## WRITTEN REQUEST
In the listing below, lay out the stretch from the line containing "plane-badge — [718, 11, 780, 73]" through the line containing "point — [161, 339, 172, 350]" as a numbered list, skipping any blank lines.

(Element placement data)
[Start]

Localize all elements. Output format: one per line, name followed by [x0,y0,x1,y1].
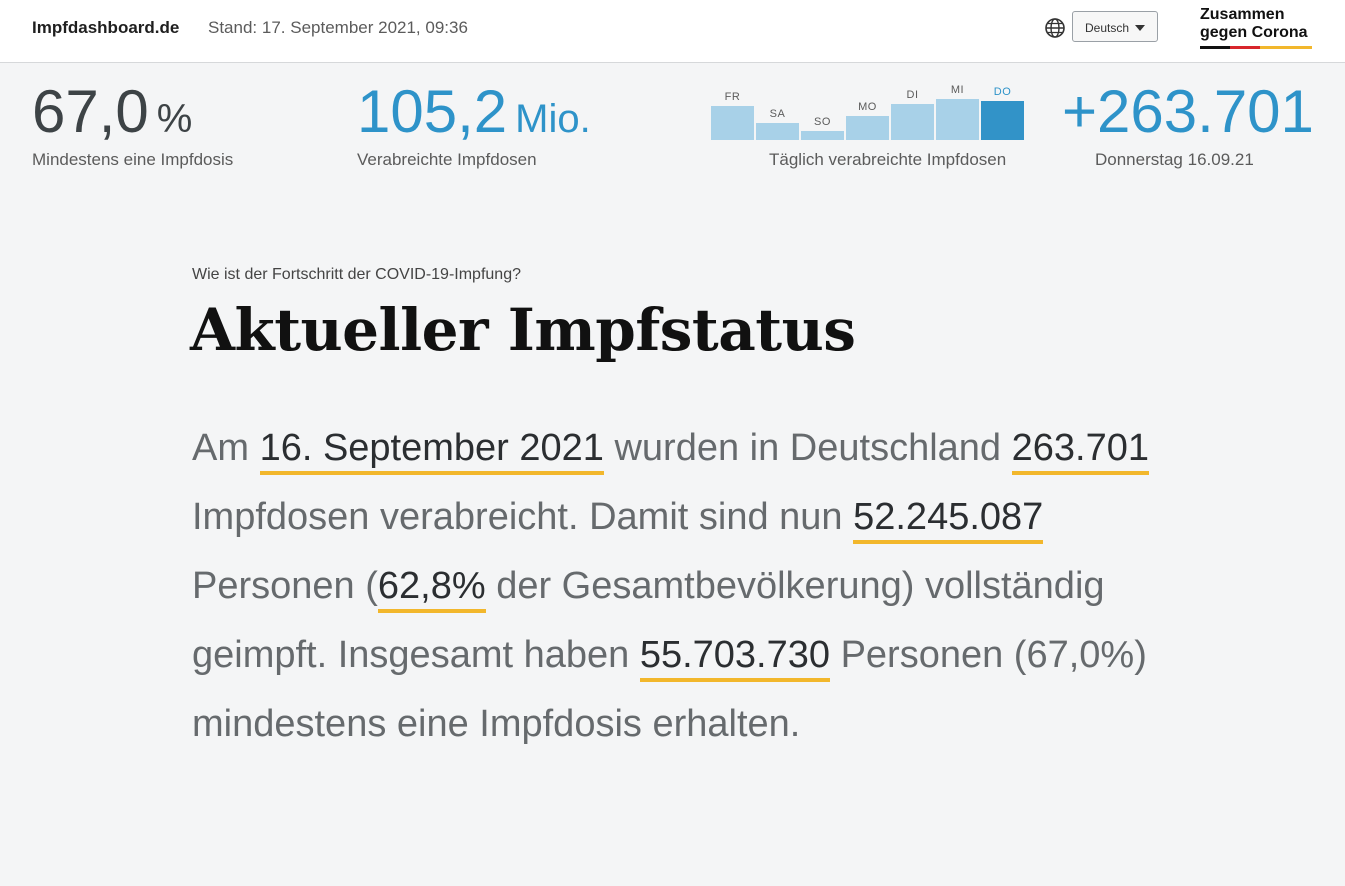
text-segment: Am [192,427,260,469]
text-segment: der Gesamt­bevölkerung) vollständig geim… [192,565,1105,676]
chart-day-label-di: DI [906,89,919,101]
daily-chart-label: Täglich verabreichte Impfdosen [769,150,1007,169]
chart-bar-fr[interactable] [711,106,754,140]
text-segment: Impfdosen verabreicht. Damit sind nun [192,496,854,538]
page-title: Aktueller Impfstatus [190,296,856,364]
chart-bar-do[interactable] [981,101,1024,140]
kpi-total-doses-number: 105,2 [357,78,508,145]
kpi-first-dose-number: 67,0 [32,78,149,145]
kpi-first-dose-label: Mindestens eine Impfdosis [32,150,234,169]
kpi-total-doses-unit: Mio. [515,97,591,141]
logo-line-1: Zusammen [1200,6,1285,23]
highlight-fully-vaccinated-percent: 62,8% [377,565,486,613]
highlight-first-dose: 55.703.730 [639,634,831,682]
text-segment: Personen ( [192,565,378,607]
chart-day-label-mi: MI [950,84,965,96]
chart-bar-di[interactable] [891,104,934,140]
logo-stripe [1200,46,1312,49]
brand-link[interactable]: Impfdashboard.de [32,18,180,37]
language-select[interactable]: Deutsch [1072,11,1158,42]
status-paragraph: Am 16. September 2021 wurden in Deutschl… [192,414,1182,759]
chart-bar-mi[interactable] [936,99,979,140]
text-segment: wurden in Deutschland [603,427,1012,469]
text-segment: Personen (67,0%) mindestens eine Impf­do… [192,634,1147,745]
highlight-date: 16. September 2021 [259,427,604,475]
globe-icon [1045,18,1065,38]
chart-day-label-sa: SA [769,108,786,120]
kpi-total-doses-value: 105,2 Mio. [357,80,591,151]
chart-bar-mo[interactable] [846,116,889,140]
chevron-down-icon [1135,25,1145,31]
chart-day-label-do: DO [993,86,1012,98]
zusammen-gegen-corona-logo[interactable]: Zusammen gegen Corona [1200,6,1312,50]
kpi-first-dose-value: 67,0% [32,80,192,151]
kpi-first-dose-unit: % [156,97,193,141]
kpi-total-doses-label: Verabreichte Impfdosen [357,150,537,169]
highlight-fully-vaccinated: 52.245.087 [853,496,1044,544]
chart-bar-so[interactable] [801,131,844,140]
chart-day-label-fr: FR [724,91,741,103]
kpi-daily-label: Donnerstag 16.09.21 [1095,150,1254,169]
highlight-daily-doses: 263.701 [1011,427,1149,475]
top-bar: Impfdashboard.de Stand: 17. September 20… [0,0,1345,63]
chart-bar-sa[interactable] [756,123,799,140]
kpi-daily-value: +263.701 [1062,78,1314,145]
section-question: Wie ist der Fortschritt der COVID-19-Imp… [192,266,521,283]
daily-doses-mini-chart: FR SA SO MO DI MI DO [711,66,1024,140]
logo-line-2: gegen Corona [1200,24,1308,41]
data-timestamp: Stand: 17. September 2021, 09:36 [208,18,468,37]
language-select-value: Deutsch [1085,21,1130,35]
chart-day-label-so: SO [814,116,831,128]
chart-day-label-mo: MO [858,101,877,113]
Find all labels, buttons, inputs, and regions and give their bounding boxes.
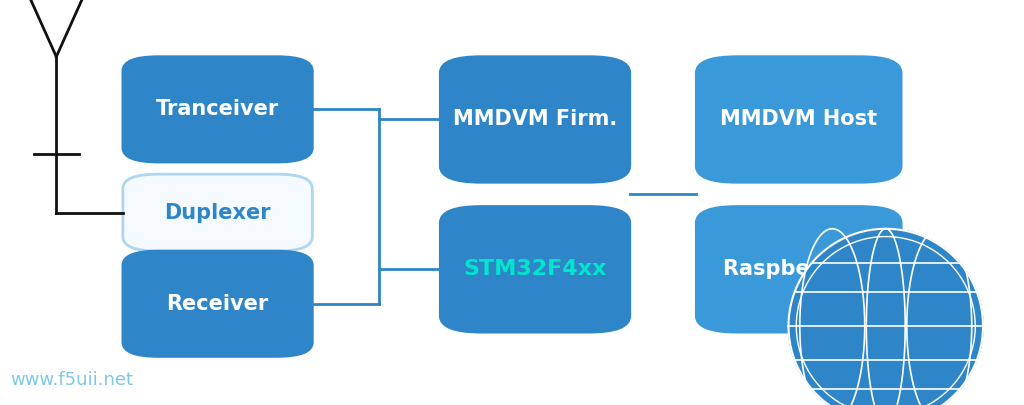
- FancyBboxPatch shape: [123, 251, 312, 356]
- Text: Raspberry Pi: Raspberry Pi: [723, 259, 874, 279]
- Polygon shape: [788, 229, 983, 405]
- Text: MMDVM Firm.: MMDVM Firm.: [453, 109, 617, 130]
- FancyBboxPatch shape: [440, 57, 630, 182]
- Text: MMDVM Host: MMDVM Host: [720, 109, 878, 130]
- FancyBboxPatch shape: [123, 174, 312, 251]
- Text: Tranceiver: Tranceiver: [156, 99, 280, 119]
- FancyBboxPatch shape: [696, 207, 901, 332]
- Text: Duplexer: Duplexer: [164, 202, 271, 223]
- FancyBboxPatch shape: [123, 57, 312, 162]
- Text: Receiver: Receiver: [167, 294, 268, 314]
- FancyBboxPatch shape: [696, 57, 901, 182]
- FancyBboxPatch shape: [440, 207, 630, 332]
- Text: STM32F4xx: STM32F4xx: [463, 259, 607, 279]
- Text: www.f5uii.net: www.f5uii.net: [10, 371, 133, 389]
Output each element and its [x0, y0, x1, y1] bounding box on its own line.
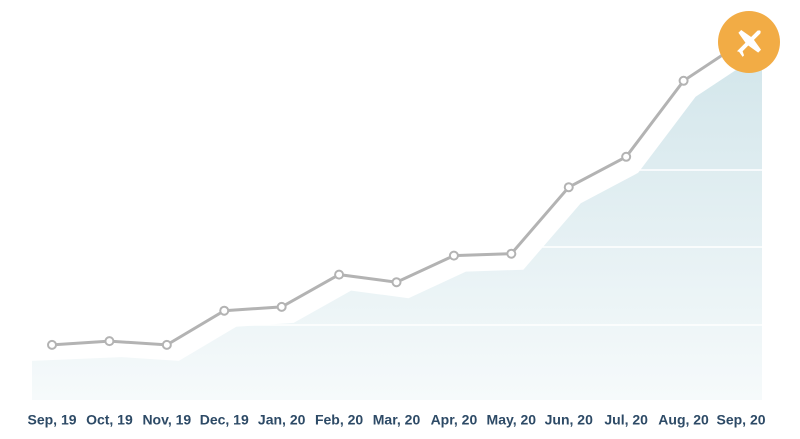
plane-badge — [718, 11, 780, 73]
plane-icon — [736, 29, 762, 57]
point — [506, 248, 517, 259]
point — [621, 151, 632, 162]
point — [219, 305, 230, 316]
point — [47, 339, 57, 350]
line-layer — [47, 41, 742, 350]
x-tick-label: Feb, 20 — [315, 412, 363, 428]
x-tick-label: Mar, 20 — [373, 412, 421, 428]
point — [161, 339, 172, 350]
x-tick-label: Apr, 20 — [431, 412, 478, 428]
x-tick-label: Nov, 19 — [142, 412, 191, 428]
x-tick-label: Jun, 20 — [545, 412, 593, 428]
point — [276, 301, 287, 312]
point — [334, 269, 345, 280]
x-tick-label: Sep, 20 — [716, 412, 765, 428]
point — [448, 250, 459, 261]
area-layer — [32, 58, 762, 401]
point — [563, 182, 574, 193]
x-tick-label: Jul, 20 — [604, 412, 648, 428]
point — [678, 75, 689, 86]
x-tick-label: Dec, 19 — [200, 412, 249, 428]
x-tick-label: Oct, 19 — [86, 412, 133, 428]
x-tick-label: Jan, 20 — [258, 412, 306, 428]
area — [32, 58, 762, 401]
x-tick-label: Sep, 19 — [27, 412, 76, 428]
point — [104, 336, 115, 347]
x-tick-label: Aug, 20 — [658, 412, 709, 428]
x-tick-label: May, 20 — [487, 412, 537, 428]
point — [391, 277, 402, 288]
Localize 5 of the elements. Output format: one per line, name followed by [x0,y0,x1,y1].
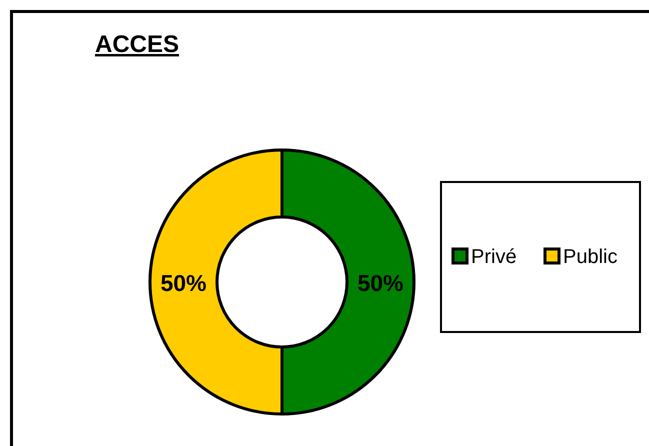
data-label: 50% [357,270,404,296]
data-label: 50% [160,270,207,296]
chart-title: ACCES [95,31,180,58]
legend-label: Privé [471,246,517,268]
legend-label: Public [563,246,618,268]
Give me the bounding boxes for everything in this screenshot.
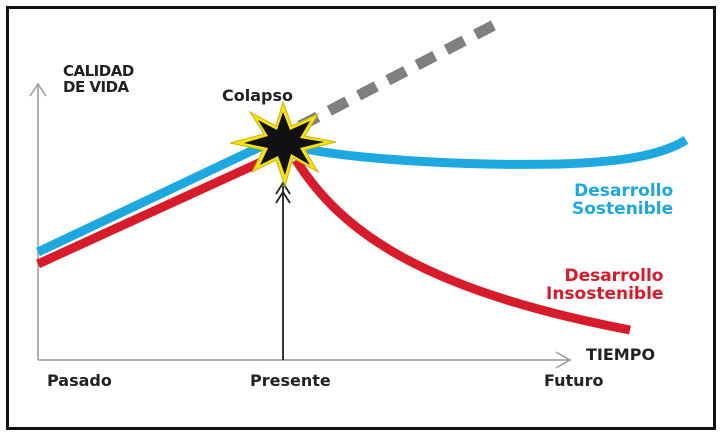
y-axis-label-line-1: CALIDAD <box>63 62 134 80</box>
y-axis-arrowhead <box>29 82 47 97</box>
y-axis-label: CALIDAD DE VIDA <box>63 62 134 96</box>
present-marker-arrowhead <box>275 181 291 195</box>
present-marker-arrowhead-2 <box>275 190 291 204</box>
insostenible-label-line-1: Desarrollo <box>564 266 664 286</box>
sostenible-line-future <box>299 136 689 169</box>
x-axis-label: TIEMPO <box>586 345 656 364</box>
tick-presente: Presente <box>250 371 331 390</box>
sostenible-label-line-1: Desarrollo <box>574 181 674 201</box>
sostenible-label-line-2: Sostenible <box>572 198 674 219</box>
insostenible-line-past <box>36 147 285 269</box>
insostenible-label: Desarrollo Insostenible <box>546 266 664 304</box>
tick-pasado: Pasado <box>47 371 112 390</box>
x-axis-arrowhead <box>555 351 572 369</box>
insostenible-line-future <box>292 157 631 335</box>
collapse-label: Colapso <box>222 86 293 105</box>
sostenible-label: Desarrollo Sostenible <box>572 181 674 219</box>
tick-futuro: Futuro <box>544 371 604 390</box>
insostenible-label-line-2: Insostenible <box>546 283 664 304</box>
y-axis-label-line-2: DE VIDA <box>63 77 129 96</box>
sostenible-line-past <box>36 131 285 257</box>
collapse-explosion-icon <box>229 100 337 188</box>
projection-dashed-line <box>297 19 499 131</box>
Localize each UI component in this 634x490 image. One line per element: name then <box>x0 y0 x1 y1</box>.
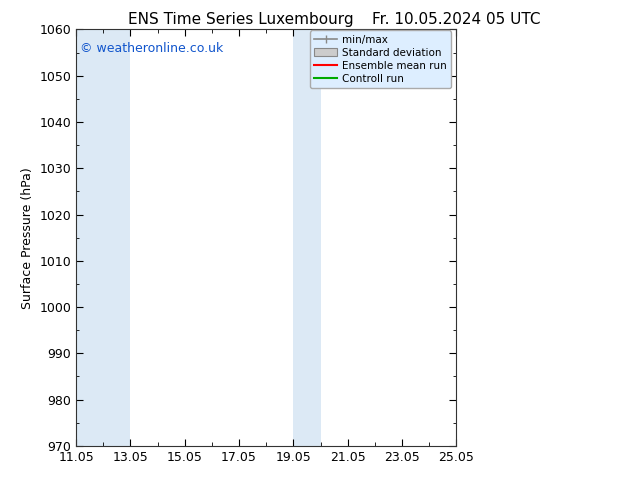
Text: ENS Time Series Luxembourg: ENS Time Series Luxembourg <box>128 12 354 27</box>
Bar <box>103 29 131 446</box>
Legend: min/max, Standard deviation, Ensemble mean run, Controll run: min/max, Standard deviation, Ensemble me… <box>310 30 451 88</box>
Bar <box>294 29 321 446</box>
Bar <box>76 29 103 446</box>
Bar <box>456 29 484 446</box>
Text: © weatheronline.co.uk: © weatheronline.co.uk <box>80 42 223 55</box>
Text: Fr. 10.05.2024 05 UTC: Fr. 10.05.2024 05 UTC <box>372 12 541 27</box>
Y-axis label: Surface Pressure (hPa): Surface Pressure (hPa) <box>21 167 34 309</box>
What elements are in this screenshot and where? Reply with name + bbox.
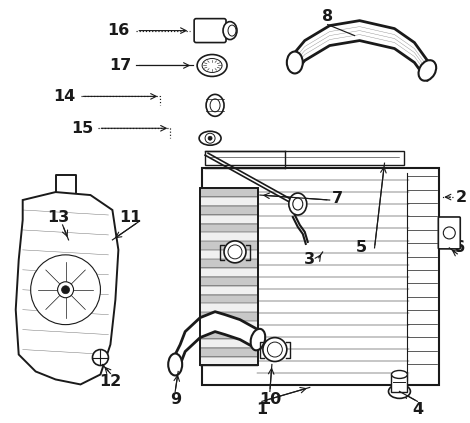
Bar	[205, 151, 405, 165]
Bar	[200, 232, 258, 242]
Text: 3: 3	[304, 253, 315, 267]
Bar	[200, 250, 258, 260]
Ellipse shape	[267, 342, 282, 357]
Bar	[200, 312, 258, 321]
Bar	[200, 348, 258, 357]
Ellipse shape	[263, 338, 287, 362]
Ellipse shape	[202, 58, 222, 72]
Ellipse shape	[224, 241, 246, 263]
Bar	[200, 277, 258, 286]
Bar	[202, 168, 439, 385]
Circle shape	[31, 255, 101, 324]
Ellipse shape	[228, 245, 242, 259]
Ellipse shape	[287, 52, 303, 74]
Circle shape	[443, 227, 455, 239]
Text: 16: 16	[107, 23, 130, 38]
Ellipse shape	[419, 60, 436, 81]
Text: 17: 17	[109, 58, 132, 73]
Bar	[200, 294, 258, 304]
Bar	[200, 286, 258, 295]
Text: 14: 14	[54, 89, 76, 104]
Ellipse shape	[251, 329, 265, 350]
Ellipse shape	[392, 371, 407, 379]
Text: 5: 5	[356, 240, 367, 255]
Ellipse shape	[93, 349, 109, 365]
Polygon shape	[175, 312, 258, 374]
Polygon shape	[16, 192, 118, 385]
FancyBboxPatch shape	[439, 217, 460, 249]
Bar	[200, 206, 258, 215]
Bar	[200, 215, 258, 224]
Bar	[200, 321, 258, 330]
Ellipse shape	[223, 22, 237, 40]
Ellipse shape	[210, 99, 220, 112]
Ellipse shape	[389, 385, 410, 398]
Bar	[200, 303, 258, 313]
Bar	[200, 259, 258, 269]
Text: 8: 8	[322, 9, 333, 24]
FancyBboxPatch shape	[194, 19, 226, 43]
Ellipse shape	[289, 193, 307, 215]
Bar	[200, 357, 258, 366]
Text: 12: 12	[99, 374, 122, 389]
Bar	[200, 330, 258, 339]
Ellipse shape	[206, 94, 224, 116]
Circle shape	[62, 286, 70, 294]
Circle shape	[58, 282, 73, 298]
Bar	[392, 374, 407, 393]
Text: 11: 11	[119, 211, 141, 225]
Text: 15: 15	[71, 121, 94, 136]
Bar	[200, 268, 258, 277]
Polygon shape	[295, 21, 427, 80]
Ellipse shape	[199, 131, 221, 145]
Text: 2: 2	[456, 190, 467, 205]
Text: 7: 7	[332, 190, 343, 206]
Text: 9: 9	[170, 392, 181, 407]
Text: 6: 6	[454, 240, 465, 255]
Bar	[200, 188, 258, 198]
Bar	[200, 241, 258, 251]
Ellipse shape	[228, 25, 236, 36]
Bar	[200, 339, 258, 348]
Bar	[200, 197, 258, 206]
Ellipse shape	[293, 198, 303, 210]
Text: 13: 13	[47, 211, 70, 225]
Text: 10: 10	[259, 392, 281, 407]
Bar	[200, 188, 258, 365]
Circle shape	[205, 133, 215, 143]
Ellipse shape	[168, 354, 182, 376]
Ellipse shape	[197, 55, 227, 77]
Bar	[200, 224, 258, 233]
Text: 1: 1	[256, 402, 267, 417]
Circle shape	[208, 136, 212, 140]
Text: 4: 4	[412, 402, 423, 417]
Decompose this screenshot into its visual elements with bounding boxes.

[End]

## OUTPUT FOR THIS TASK
1. plane-badge — [718, 11, 780, 73]
2. plane-icon — [736, 29, 762, 57]
3. point — [506, 248, 517, 259]
4. point — [621, 151, 632, 162]
5. point — [219, 305, 230, 316]
6. point — [47, 339, 57, 350]
7. line-layer — [47, 41, 742, 350]
8. x-tick-label: Feb, 20 — [315, 412, 363, 428]
9. x-tick-label: Mar, 20 — [373, 412, 421, 428]
10. point — [161, 339, 172, 350]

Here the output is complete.